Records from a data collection
-*-*-

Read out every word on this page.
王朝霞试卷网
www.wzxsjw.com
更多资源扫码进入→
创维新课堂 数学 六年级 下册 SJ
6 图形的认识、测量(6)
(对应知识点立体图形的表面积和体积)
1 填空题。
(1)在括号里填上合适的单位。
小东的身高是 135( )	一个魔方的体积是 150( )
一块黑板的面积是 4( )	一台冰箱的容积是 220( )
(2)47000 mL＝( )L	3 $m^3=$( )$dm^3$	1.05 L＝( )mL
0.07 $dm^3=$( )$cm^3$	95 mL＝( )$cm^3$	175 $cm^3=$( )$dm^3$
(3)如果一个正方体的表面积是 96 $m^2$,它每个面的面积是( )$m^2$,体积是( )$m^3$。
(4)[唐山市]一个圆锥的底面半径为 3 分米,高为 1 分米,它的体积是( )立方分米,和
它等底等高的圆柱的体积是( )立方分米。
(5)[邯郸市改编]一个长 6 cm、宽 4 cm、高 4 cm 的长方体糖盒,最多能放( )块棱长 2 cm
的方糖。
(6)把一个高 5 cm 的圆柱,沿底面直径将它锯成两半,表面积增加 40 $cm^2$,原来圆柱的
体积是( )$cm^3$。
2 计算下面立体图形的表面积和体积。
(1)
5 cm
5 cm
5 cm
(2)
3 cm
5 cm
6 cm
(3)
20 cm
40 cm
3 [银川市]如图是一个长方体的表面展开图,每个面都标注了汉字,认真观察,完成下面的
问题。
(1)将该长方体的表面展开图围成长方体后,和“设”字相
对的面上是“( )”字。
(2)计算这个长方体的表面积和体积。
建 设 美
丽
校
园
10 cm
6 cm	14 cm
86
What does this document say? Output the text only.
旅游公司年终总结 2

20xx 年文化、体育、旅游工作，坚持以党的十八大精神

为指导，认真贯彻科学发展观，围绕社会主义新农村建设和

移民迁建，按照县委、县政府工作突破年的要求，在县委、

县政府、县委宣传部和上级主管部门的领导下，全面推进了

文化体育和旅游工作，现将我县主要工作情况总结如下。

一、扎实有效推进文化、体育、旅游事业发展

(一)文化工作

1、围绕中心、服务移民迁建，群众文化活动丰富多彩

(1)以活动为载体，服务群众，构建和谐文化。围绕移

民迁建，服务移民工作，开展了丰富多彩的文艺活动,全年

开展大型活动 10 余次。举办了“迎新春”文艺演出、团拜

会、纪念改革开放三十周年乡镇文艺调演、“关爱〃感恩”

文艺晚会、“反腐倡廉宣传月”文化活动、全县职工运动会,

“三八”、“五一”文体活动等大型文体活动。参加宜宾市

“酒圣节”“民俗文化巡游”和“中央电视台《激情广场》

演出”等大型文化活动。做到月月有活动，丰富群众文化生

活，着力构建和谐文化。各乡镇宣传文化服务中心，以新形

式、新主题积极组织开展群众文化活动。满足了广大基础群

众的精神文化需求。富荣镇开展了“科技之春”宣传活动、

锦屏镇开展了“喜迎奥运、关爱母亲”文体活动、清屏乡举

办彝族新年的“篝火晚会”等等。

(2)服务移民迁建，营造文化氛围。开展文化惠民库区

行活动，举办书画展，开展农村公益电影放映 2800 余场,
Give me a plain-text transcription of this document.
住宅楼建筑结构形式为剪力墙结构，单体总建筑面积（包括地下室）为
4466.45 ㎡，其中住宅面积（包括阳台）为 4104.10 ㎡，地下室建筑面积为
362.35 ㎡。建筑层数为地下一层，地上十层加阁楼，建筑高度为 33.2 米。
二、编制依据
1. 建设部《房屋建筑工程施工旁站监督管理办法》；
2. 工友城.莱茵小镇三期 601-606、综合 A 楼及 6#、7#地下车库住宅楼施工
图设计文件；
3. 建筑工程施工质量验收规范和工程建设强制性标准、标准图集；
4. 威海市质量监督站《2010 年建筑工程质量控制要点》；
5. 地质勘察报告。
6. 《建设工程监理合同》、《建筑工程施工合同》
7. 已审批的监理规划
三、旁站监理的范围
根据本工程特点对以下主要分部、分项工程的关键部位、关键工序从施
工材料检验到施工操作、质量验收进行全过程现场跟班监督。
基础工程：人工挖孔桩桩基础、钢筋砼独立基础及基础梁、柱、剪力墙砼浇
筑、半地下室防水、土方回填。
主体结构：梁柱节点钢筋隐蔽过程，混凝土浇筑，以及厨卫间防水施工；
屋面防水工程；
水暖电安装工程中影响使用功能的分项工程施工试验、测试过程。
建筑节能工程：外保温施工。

-*-*-

> **What is expected**
Isolate each line of the listing above that includes "this". Copy it.

> **Response below**
Read out every word on this page.
What does this document say? Output the text only.
Give me a plain-text transcription of this document.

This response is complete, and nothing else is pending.